Written problem
Copy the material word for word, starting at its first line and ending with the line that contains "heatmap-cell: ** [348,244,383,258]". Include both of those lines and nothing after them.

── Records supplied ──

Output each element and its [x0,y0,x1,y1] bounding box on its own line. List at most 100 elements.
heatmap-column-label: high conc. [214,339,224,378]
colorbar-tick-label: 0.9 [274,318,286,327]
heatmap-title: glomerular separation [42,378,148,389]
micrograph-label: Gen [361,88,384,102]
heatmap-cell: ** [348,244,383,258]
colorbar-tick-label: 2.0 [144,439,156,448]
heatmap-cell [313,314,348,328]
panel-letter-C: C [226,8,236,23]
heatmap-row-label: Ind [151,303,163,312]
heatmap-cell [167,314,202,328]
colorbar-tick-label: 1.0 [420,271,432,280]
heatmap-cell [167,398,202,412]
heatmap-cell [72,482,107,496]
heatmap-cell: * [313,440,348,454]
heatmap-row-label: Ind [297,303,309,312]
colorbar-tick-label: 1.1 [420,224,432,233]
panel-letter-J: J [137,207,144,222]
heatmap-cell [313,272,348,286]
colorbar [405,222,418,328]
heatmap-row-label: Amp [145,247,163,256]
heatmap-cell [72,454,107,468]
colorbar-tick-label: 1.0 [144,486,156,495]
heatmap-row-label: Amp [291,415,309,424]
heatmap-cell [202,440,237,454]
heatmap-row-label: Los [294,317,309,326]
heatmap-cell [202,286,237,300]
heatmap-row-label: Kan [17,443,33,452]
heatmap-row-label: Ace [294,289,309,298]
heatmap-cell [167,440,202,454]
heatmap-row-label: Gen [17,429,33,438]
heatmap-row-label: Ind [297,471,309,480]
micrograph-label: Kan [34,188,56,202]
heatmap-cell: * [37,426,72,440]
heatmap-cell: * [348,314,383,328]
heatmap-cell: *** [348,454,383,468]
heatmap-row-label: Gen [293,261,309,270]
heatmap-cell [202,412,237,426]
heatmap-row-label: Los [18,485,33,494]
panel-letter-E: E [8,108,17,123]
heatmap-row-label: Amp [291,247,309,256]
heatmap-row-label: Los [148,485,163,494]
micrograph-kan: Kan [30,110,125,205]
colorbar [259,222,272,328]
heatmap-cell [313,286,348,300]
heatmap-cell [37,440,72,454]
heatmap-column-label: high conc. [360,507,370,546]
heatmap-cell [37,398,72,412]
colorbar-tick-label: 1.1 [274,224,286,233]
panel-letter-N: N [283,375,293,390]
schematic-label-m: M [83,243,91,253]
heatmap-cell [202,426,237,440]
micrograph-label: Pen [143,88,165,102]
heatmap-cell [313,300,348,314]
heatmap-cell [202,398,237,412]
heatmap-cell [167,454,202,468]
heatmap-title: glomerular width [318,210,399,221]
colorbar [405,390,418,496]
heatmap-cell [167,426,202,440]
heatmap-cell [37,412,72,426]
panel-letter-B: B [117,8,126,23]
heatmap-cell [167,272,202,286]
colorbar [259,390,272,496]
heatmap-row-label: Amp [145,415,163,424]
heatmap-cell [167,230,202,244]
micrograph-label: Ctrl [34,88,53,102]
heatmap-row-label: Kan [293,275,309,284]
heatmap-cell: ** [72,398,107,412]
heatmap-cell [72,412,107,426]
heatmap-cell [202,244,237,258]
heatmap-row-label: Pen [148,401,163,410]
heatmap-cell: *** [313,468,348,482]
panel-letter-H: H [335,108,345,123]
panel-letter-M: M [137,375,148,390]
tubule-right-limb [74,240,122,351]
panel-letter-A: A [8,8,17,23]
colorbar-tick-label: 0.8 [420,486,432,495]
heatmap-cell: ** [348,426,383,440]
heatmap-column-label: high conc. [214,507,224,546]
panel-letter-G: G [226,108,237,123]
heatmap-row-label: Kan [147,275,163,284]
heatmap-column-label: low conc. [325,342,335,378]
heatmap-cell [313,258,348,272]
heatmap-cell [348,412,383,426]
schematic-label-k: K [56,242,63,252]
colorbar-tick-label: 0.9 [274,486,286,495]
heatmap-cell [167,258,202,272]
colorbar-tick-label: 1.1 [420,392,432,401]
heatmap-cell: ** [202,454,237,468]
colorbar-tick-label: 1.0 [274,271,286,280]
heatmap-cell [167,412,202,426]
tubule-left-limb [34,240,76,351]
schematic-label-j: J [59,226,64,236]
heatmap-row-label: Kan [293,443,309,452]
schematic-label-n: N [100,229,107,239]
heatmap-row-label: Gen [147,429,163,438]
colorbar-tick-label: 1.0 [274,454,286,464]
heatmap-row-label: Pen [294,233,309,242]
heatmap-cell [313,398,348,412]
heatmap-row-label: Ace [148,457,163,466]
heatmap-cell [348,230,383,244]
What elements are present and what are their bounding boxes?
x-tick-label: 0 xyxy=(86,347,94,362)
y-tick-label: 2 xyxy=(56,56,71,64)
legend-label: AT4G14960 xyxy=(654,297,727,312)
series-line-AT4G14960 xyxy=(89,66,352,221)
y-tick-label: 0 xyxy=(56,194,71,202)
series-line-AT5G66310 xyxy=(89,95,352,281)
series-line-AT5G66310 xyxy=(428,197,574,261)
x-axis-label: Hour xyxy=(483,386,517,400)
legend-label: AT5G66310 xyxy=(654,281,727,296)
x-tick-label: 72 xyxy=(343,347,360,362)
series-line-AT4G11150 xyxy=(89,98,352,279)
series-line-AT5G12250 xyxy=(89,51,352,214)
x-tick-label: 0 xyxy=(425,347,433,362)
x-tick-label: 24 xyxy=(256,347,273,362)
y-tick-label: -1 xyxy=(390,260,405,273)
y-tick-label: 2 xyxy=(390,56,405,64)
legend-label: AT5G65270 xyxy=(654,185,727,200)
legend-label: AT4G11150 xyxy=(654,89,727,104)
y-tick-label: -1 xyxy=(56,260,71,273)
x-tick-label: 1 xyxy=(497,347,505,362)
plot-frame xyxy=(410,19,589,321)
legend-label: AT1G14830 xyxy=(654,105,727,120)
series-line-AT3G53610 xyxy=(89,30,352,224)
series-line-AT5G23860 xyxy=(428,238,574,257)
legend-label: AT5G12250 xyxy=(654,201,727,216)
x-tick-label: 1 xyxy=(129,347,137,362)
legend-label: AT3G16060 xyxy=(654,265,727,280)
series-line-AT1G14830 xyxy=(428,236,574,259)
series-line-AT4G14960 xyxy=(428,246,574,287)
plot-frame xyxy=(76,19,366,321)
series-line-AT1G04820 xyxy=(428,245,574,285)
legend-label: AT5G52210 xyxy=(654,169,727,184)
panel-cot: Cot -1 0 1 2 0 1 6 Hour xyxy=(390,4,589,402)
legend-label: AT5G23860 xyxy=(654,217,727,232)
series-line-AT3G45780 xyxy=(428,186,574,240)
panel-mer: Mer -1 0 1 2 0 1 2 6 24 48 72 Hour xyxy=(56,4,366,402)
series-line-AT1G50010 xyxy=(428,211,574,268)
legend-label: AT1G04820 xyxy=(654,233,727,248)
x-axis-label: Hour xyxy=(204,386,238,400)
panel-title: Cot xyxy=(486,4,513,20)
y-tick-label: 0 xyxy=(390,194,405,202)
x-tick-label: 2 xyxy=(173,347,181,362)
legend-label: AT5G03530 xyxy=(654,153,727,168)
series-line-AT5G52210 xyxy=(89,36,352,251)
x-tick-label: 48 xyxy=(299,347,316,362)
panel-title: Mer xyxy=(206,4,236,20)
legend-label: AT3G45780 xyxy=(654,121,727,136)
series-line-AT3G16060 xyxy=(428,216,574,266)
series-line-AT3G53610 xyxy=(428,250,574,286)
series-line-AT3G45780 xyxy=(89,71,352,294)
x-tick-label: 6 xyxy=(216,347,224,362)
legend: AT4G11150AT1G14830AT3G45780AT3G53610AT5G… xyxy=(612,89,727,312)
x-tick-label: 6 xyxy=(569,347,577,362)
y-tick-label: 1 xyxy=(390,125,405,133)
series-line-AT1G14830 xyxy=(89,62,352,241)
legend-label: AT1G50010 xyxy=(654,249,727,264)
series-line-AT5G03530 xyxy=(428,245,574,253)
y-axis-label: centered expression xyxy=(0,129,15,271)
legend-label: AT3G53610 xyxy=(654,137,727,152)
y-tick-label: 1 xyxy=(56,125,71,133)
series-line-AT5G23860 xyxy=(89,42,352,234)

───

Correct result
Output each element and its [x0,y0,x1,y1] bounding box on its own line. List at most 100 elements.
heatmap-column-label: high conc. [214,339,224,378]
colorbar-tick-label: 0.9 [274,318,286,327]
heatmap-title: glomerular separation [42,378,148,389]
micrograph-label: Gen [361,88,384,102]
heatmap-cell: ** [348,244,383,258]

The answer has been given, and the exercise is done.